Task prompt: Reproduce the listing below in full and without alteration, apart from its pictures.

(Entries taken from a collection)
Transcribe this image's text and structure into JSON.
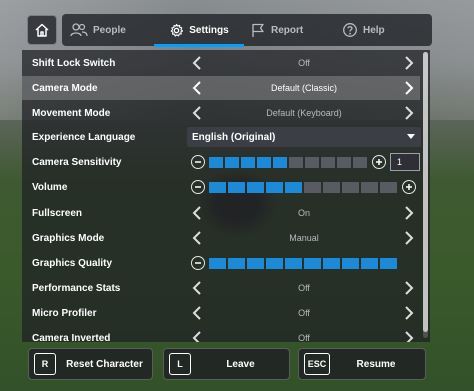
{
  "topbar": {
    "tabs": [
      {
        "label": "People",
        "icon": "people-icon"
      },
      {
        "label": "Settings",
        "icon": "gear-icon"
      },
      {
        "label": "Report",
        "icon": "flag-icon"
      },
      {
        "label": "Help",
        "icon": "help-icon"
      }
    ],
    "active_tab": "Settings"
  },
  "settings": [
    {
      "label": "Shift Lock Switch",
      "type": "selector",
      "value": "Off"
    },
    {
      "label": "Camera Mode",
      "type": "selector",
      "value": "Default (Classic)",
      "highlighted": true
    },
    {
      "label": "Movement Mode",
      "type": "selector",
      "value": "Default (Keyboard)"
    },
    {
      "label": "Experience Language",
      "type": "dropdown",
      "value": "English (Original)"
    },
    {
      "label": "Camera Sensitivity",
      "type": "slider",
      "level": 5,
      "segments": 10,
      "input_value": "1"
    },
    {
      "label": "Volume",
      "type": "slider",
      "level": 5,
      "segments": 10
    },
    {
      "label": "Fullscreen",
      "type": "selector",
      "value": "On"
    },
    {
      "label": "Graphics Mode",
      "type": "selector",
      "value": "Manual"
    },
    {
      "label": "Graphics Quality",
      "type": "slider",
      "level": 10,
      "segments": 10
    },
    {
      "label": "Performance Stats",
      "type": "selector",
      "value": "Off"
    },
    {
      "label": "Micro Profiler",
      "type": "selector",
      "value": "Off"
    },
    {
      "label": "Camera Inverted",
      "type": "selector",
      "value": "Off"
    }
  ],
  "bottom_buttons": [
    {
      "key": "R",
      "label": "Reset Character"
    },
    {
      "key": "L",
      "label": "Leave"
    },
    {
      "key": "ESC",
      "label": "Resume"
    }
  ],
  "colors": {
    "accent": "#00a2ff",
    "slider_on": "#1c8ad6",
    "slider_off": "#585c62",
    "highlight": "#969696"
  }
}
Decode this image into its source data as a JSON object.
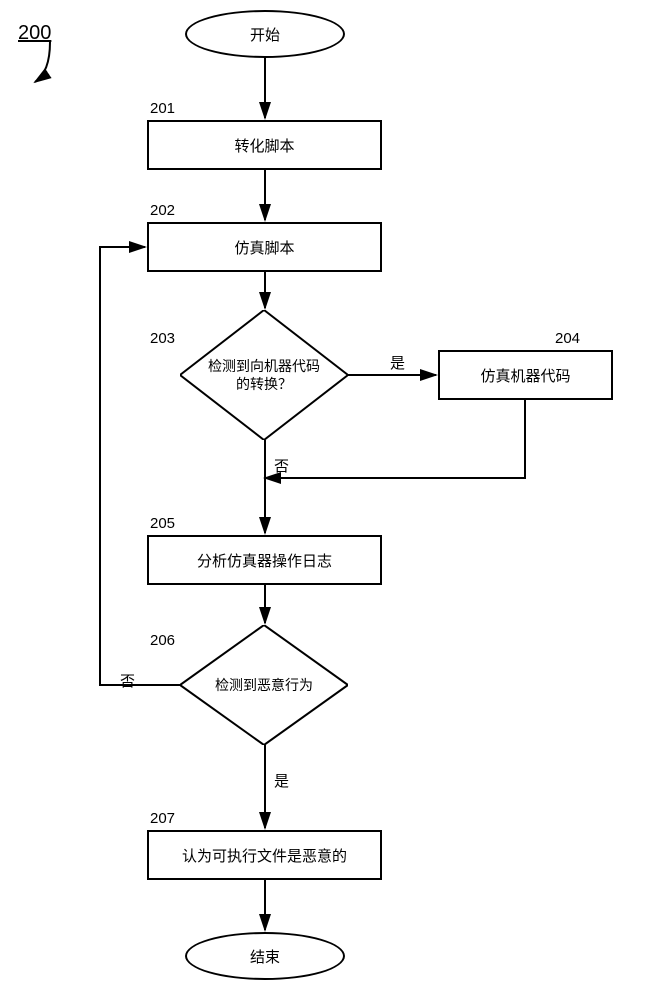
{
  "figure_ref": "200",
  "start": "开始",
  "end": "结束",
  "steps": {
    "201": {
      "num": "201",
      "text": "转化脚本"
    },
    "202": {
      "num": "202",
      "text": "仿真脚本"
    },
    "203": {
      "num": "203",
      "text": "检测到向机器代码的转换？"
    },
    "204": {
      "num": "204",
      "text": "仿真机器代码"
    },
    "205": {
      "num": "205",
      "text": "分析仿真器操作日志"
    },
    "206": {
      "num": "206",
      "text": "检测到恶意行为"
    },
    "207": {
      "num": "207",
      "text": "认为可执行文件是恶意的"
    }
  },
  "branch": {
    "yes": "是",
    "no": "否"
  },
  "chart_data": {
    "type": "flowchart",
    "title": "",
    "nodes": [
      {
        "id": "start",
        "kind": "terminator",
        "label": "开始"
      },
      {
        "id": "201",
        "kind": "process",
        "label": "转化脚本"
      },
      {
        "id": "202",
        "kind": "process",
        "label": "仿真脚本"
      },
      {
        "id": "203",
        "kind": "decision",
        "label": "检测到向机器代码的转换？"
      },
      {
        "id": "204",
        "kind": "process",
        "label": "仿真机器代码"
      },
      {
        "id": "205",
        "kind": "process",
        "label": "分析仿真器操作日志"
      },
      {
        "id": "206",
        "kind": "decision",
        "label": "检测到恶意行为"
      },
      {
        "id": "207",
        "kind": "process",
        "label": "认为可执行文件是恶意的"
      },
      {
        "id": "end",
        "kind": "terminator",
        "label": "结束"
      }
    ],
    "edges": [
      {
        "from": "start",
        "to": "201"
      },
      {
        "from": "201",
        "to": "202"
      },
      {
        "from": "202",
        "to": "203"
      },
      {
        "from": "203",
        "to": "204",
        "label": "是"
      },
      {
        "from": "203",
        "to": "205",
        "label": "否"
      },
      {
        "from": "204",
        "to": "205_merge"
      },
      {
        "from": "205",
        "to": "206"
      },
      {
        "from": "206",
        "to": "207",
        "label": "是"
      },
      {
        "from": "206",
        "to": "202",
        "label": "否"
      },
      {
        "from": "207",
        "to": "end"
      }
    ]
  }
}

Result for this task:
Transcribe this image's text and structure into JSON.
{
  "topbar": {
    "tabs": [
      {
        "label": "People",
        "icon": "people-icon"
      },
      {
        "label": "Settings",
        "icon": "gear-icon"
      },
      {
        "label": "Report",
        "icon": "flag-icon"
      },
      {
        "label": "Help",
        "icon": "help-icon"
      }
    ],
    "active_tab": "Settings"
  },
  "settings": [
    {
      "label": "Shift Lock Switch",
      "type": "selector",
      "value": "Off"
    },
    {
      "label": "Camera Mode",
      "type": "selector",
      "value": "Default (Classic)",
      "highlighted": true
    },
    {
      "label": "Movement Mode",
      "type": "selector",
      "value": "Default (Keyboard)"
    },
    {
      "label": "Experience Language",
      "type": "dropdown",
      "value": "English (Original)"
    },
    {
      "label": "Camera Sensitivity",
      "type": "slider",
      "level": 5,
      "segments": 10,
      "input_value": "1"
    },
    {
      "label": "Volume",
      "type": "slider",
      "level": 5,
      "segments": 10
    },
    {
      "label": "Fullscreen",
      "type": "selector",
      "value": "On"
    },
    {
      "label": "Graphics Mode",
      "type": "selector",
      "value": "Manual"
    },
    {
      "label": "Graphics Quality",
      "type": "slider",
      "level": 10,
      "segments": 10
    },
    {
      "label": "Performance Stats",
      "type": "selector",
      "value": "Off"
    },
    {
      "label": "Micro Profiler",
      "type": "selector",
      "value": "Off"
    },
    {
      "label": "Camera Inverted",
      "type": "selector",
      "value": "Off"
    }
  ],
  "bottom_buttons": [
    {
      "key": "R",
      "label": "Reset Character"
    },
    {
      "key": "L",
      "label": "Leave"
    },
    {
      "key": "ESC",
      "label": "Resume"
    }
  ],
  "colors": {
    "accent": "#00a2ff",
    "slider_on": "#1c8ad6",
    "slider_off": "#585c62",
    "highlight": "#969696"
  }
}
Decode this image into its source data as a JSON object.
{
  "figure_ref": "200",
  "start": "开始",
  "end": "结束",
  "steps": {
    "201": {
      "num": "201",
      "text": "转化脚本"
    },
    "202": {
      "num": "202",
      "text": "仿真脚本"
    },
    "203": {
      "num": "203",
      "text": "检测到向机器代码的转换？"
    },
    "204": {
      "num": "204",
      "text": "仿真机器代码"
    },
    "205": {
      "num": "205",
      "text": "分析仿真器操作日志"
    },
    "206": {
      "num": "206",
      "text": "检测到恶意行为"
    },
    "207": {
      "num": "207",
      "text": "认为可执行文件是恶意的"
    }
  },
  "branch": {
    "yes": "是",
    "no": "否"
  },
  "chart_data": {
    "type": "flowchart",
    "title": "",
    "nodes": [
      {
        "id": "start",
        "kind": "terminator",
        "label": "开始"
      },
      {
        "id": "201",
        "kind": "process",
        "label": "转化脚本"
      },
      {
        "id": "202",
        "kind": "process",
        "label": "仿真脚本"
      },
      {
        "id": "203",
        "kind": "decision",
        "label": "检测到向机器代码的转换？"
      },
      {
        "id": "204",
        "kind": "process",
        "label": "仿真机器代码"
      },
      {
        "id": "205",
        "kind": "process",
        "label": "分析仿真器操作日志"
      },
      {
        "id": "206",
        "kind": "decision",
        "label": "检测到恶意行为"
      },
      {
        "id": "207",
        "kind": "process",
        "label": "认为可执行文件是恶意的"
      },
      {
        "id": "end",
        "kind": "terminator",
        "label": "结束"
      }
    ],
    "edges": [
      {
        "from": "start",
        "to": "201"
      },
      {
        "from": "201",
        "to": "202"
      },
      {
        "from": "202",
        "to": "203"
      },
      {
        "from": "203",
        "to": "204",
        "label": "是"
      },
      {
        "from": "203",
        "to": "205",
        "label": "否"
      },
      {
        "from": "204",
        "to": "205_merge"
      },
      {
        "from": "205",
        "to": "206"
      },
      {
        "from": "206",
        "to": "207",
        "label": "是"
      },
      {
        "from": "206",
        "to": "202",
        "label": "否"
      },
      {
        "from": "207",
        "to": "end"
      }
    ]
  }
}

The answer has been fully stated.